• Work to be completed
Transcribe the listing below word for word.

• Entries provided
## BEGIN

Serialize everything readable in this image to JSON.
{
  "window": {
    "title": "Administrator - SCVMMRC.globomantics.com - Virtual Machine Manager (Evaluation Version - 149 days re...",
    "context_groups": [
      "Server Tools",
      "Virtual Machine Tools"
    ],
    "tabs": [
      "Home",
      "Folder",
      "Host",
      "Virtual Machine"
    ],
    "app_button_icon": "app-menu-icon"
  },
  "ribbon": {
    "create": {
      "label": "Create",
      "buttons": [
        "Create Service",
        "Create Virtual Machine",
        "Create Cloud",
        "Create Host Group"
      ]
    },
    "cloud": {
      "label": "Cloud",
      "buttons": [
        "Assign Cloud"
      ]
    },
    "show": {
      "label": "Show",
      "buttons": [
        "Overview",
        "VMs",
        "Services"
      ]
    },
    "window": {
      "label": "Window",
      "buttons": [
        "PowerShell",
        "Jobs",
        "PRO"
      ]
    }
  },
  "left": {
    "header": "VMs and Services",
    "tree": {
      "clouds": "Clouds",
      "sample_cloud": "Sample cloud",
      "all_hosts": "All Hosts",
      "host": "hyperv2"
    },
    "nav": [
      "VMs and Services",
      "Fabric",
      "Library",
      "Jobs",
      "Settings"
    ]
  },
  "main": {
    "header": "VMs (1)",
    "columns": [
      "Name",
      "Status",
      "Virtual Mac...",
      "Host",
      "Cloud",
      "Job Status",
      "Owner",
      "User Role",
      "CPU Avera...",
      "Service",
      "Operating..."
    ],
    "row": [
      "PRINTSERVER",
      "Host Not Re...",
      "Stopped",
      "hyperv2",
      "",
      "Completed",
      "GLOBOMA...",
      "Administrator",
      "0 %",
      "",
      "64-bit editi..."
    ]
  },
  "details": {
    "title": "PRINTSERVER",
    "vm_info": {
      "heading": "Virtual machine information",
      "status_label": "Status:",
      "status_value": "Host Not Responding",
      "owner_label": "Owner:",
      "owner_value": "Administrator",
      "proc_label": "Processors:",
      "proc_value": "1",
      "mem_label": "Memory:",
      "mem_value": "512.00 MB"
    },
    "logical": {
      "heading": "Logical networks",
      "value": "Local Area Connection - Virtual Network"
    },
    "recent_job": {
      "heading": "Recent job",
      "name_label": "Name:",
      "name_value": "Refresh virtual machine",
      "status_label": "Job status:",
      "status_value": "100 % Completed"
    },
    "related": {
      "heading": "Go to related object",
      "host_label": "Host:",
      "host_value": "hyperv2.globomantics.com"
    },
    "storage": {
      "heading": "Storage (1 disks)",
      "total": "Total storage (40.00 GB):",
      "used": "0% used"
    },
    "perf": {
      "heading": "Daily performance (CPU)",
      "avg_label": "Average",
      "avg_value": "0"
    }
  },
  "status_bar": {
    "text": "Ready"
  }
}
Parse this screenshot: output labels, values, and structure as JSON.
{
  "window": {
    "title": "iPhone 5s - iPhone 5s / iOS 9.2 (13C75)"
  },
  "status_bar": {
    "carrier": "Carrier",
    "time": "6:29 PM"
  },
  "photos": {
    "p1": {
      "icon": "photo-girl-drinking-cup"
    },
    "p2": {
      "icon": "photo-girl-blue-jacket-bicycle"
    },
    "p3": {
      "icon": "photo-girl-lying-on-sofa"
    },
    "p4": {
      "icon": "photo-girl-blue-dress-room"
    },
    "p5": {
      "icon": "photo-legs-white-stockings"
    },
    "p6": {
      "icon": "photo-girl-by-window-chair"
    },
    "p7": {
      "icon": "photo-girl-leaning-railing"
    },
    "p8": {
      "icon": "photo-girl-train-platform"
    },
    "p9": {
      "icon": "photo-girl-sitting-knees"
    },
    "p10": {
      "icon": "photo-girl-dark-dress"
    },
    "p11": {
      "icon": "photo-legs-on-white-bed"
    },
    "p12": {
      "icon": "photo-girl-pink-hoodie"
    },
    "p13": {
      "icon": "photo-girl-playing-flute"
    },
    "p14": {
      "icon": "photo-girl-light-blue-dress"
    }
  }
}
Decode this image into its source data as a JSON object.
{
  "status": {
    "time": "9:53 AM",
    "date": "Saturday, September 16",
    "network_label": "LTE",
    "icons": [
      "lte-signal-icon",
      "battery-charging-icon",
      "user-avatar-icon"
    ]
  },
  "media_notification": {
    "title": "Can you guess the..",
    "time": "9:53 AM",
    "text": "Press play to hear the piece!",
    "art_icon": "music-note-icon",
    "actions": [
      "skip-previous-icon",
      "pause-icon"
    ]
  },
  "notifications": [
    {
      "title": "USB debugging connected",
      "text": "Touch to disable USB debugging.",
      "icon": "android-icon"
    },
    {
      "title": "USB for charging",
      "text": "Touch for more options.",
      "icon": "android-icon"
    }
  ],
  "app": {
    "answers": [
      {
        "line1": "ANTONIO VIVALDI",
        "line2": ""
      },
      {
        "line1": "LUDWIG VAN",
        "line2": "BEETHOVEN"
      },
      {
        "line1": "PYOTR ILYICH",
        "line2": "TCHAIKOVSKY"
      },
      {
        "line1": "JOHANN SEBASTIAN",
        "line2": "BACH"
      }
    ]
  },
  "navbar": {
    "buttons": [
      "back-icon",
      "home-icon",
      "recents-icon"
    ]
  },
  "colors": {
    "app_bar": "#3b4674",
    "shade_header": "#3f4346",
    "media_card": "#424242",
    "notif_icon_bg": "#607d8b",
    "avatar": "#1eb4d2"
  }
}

## END

• Worked answer
Serialize everything readable in this image to JSON.
{
  "window": {
    "title": "Administrator - SCVMMRC.globomantics.com - Virtual Machine Manager (Evaluation Version - 149 days re...",
    "context_groups": [
      "Server Tools",
      "Virtual Machine Tools"
    ],
    "tabs": [
      "Home",
      "Folder",
      "Host",
      "Virtual Machine"
    ],
    "app_button_icon": "app-menu-icon"
  },
  "ribbon": {
    "create": {
      "label": "Create",
      "buttons": [
        "Create Service",
        "Create Virtual Machine",
        "Create Cloud",
        "Create Host Group"
      ]
    },
    "cloud": {
      "label": "Cloud",
      "buttons": [
        "Assign Cloud"
      ]
    },
    "show": {
      "label": "Show",
      "buttons": [
        "Overview",
        "VMs",
        "Services"
      ]
    },
    "window": {
      "label": "Window",
      "buttons": [
        "PowerShell",
        "Jobs",
        "PRO"
      ]
    }
  },
  "left": {
    "header": "VMs and Services",
    "tree": {
      "clouds": "Clouds",
      "sample_cloud": "Sample cloud",
      "all_hosts": "All Hosts",
      "host": "hyperv2"
    },
    "nav": [
      "VMs and Services",
      "Fabric",
      "Library",
      "Jobs",
      "Settings"
    ]
  },
  "main": {
    "header": "VMs (1)",
    "columns": [
      "Name",
      "Status",
      "Virtual Mac...",
      "Host",
      "Cloud",
      "Job Status",
      "Owner",
      "User Role",
      "CPU Avera...",
      "Service",
      "Operating..."
    ],
    "row": [
      "PRINTSERVER",
      "Host Not Re...",
      "Stopped",
      "hyperv2",
      "",
      "Completed",
      "GLOBOMA...",
      "Administrator",
      "0 %",
      "",
      "64-bit editi..."
    ]
  },
  "details": {
    "title": "PRINTSERVER",
    "vm_info": {
      "heading": "Virtual machine information",
      "status_label": "Status:",
      "status_value": "Host Not Responding",
      "owner_label": "Owner:",
      "owner_value": "Administrator",
      "proc_label": "Processors:",
      "proc_value": "1",
      "mem_label": "Memory:",
      "mem_value": "512.00 MB"
    },
    "logical": {
      "heading": "Logical networks",
      "value": "Local Area Connection - Virtual Network"
    },
    "recent_job": {
      "heading": "Recent job",
      "name_label": "Name:",
      "name_value": "Refresh virtual machine",
      "status_label": "Job status:",
      "status_value": "100 % Completed"
    },
    "related": {
      "heading": "Go to related object",
      "host_label": "Host:",
      "host_value": "hyperv2.globomantics.com"
    },
    "storage": {
      "heading": "Storage (1 disks)",
      "total": "Total storage (40.00 GB):",
      "used": "0% used"
    },
    "perf": {
      "heading": "Daily performance (CPU)",
      "avg_label": "Average",
      "avg_value": "0"
    }
  },
  "status_bar": {
    "text": "Ready"
  }
}
Parse this screenshot: output labels, values, and structure as JSON.
{
  "window": {
    "title": "iPhone 5s - iPhone 5s / iOS 9.2 (13C75)"
  },
  "status_bar": {
    "carrier": "Carrier",
    "time": "6:29 PM"
  },
  "photos": {
    "p1": {
      "icon": "photo-girl-drinking-cup"
    },
    "p2": {
      "icon": "photo-girl-blue-jacket-bicycle"
    },
    "p3": {
      "icon": "photo-girl-lying-on-sofa"
    },
    "p4": {
      "icon": "photo-girl-blue-dress-room"
    },
    "p5": {
      "icon": "photo-legs-white-stockings"
    },
    "p6": {
      "icon": "photo-girl-by-window-chair"
    },
    "p7": {
      "icon": "photo-girl-leaning-railing"
    },
    "p8": {
      "icon": "photo-girl-train-platform"
    },
    "p9": {
      "icon": "photo-girl-sitting-knees"
    },
    "p10": {
      "icon": "photo-girl-dark-dress"
    },
    "p11": {
      "icon": "photo-legs-on-white-bed"
    },
    "p12": {
      "icon": "photo-girl-pink-hoodie"
    },
    "p13": {
      "icon": "photo-girl-playing-flute"
    },
    "p14": {
      "icon": "photo-girl-light-blue-dress"
    }
  }
}
Decode this image into its source data as a JSON object.
{
  "status": {
    "time": "9:53 AM",
    "date": "Saturday, September 16",
    "network_label": "LTE",
    "icons": [
      "lte-signal-icon",
      "battery-charging-icon",
      "user-avatar-icon"
    ]
  },
  "media_notification": {
    "title": "Can you guess the..",
    "time": "9:53 AM",
    "text": "Press play to hear the piece!",
    "art_icon": "music-note-icon",
    "actions": [
      "skip-previous-icon",
      "pause-icon"
    ]
  },
  "notifications": [
    {
      "title": "USB debugging connected",
      "text": "Touch to disable USB debugging.",
      "icon": "android-icon"
    },
    {
      "title": "USB for charging",
      "text": "Touch for more options.",
      "icon": "android-icon"
    }
  ],
  "app": {
    "answers": [
      {
        "line1": "ANTONIO VIVALDI",
        "line2": ""
      },
      {
        "line1": "LUDWIG VAN",
        "line2": "BEETHOVEN"
      },
      {
        "line1": "PYOTR ILYICH",
        "line2": "TCHAIKOVSKY"
      },
      {
        "line1": "JOHANN SEBASTIAN",
        "line2": "BACH"
      }
    ]
  },
  "navbar": {
    "buttons": [
      "back-icon",
      "home-icon",
      "recents-icon"
    ]
  },
  "colors": {
    "app_bar": "#3b4674",
    "shade_header": "#3f4346",
    "media_card": "#424242",
    "notif_icon_bg": "#607d8b",
    "avatar": "#1eb4d2"
  }
}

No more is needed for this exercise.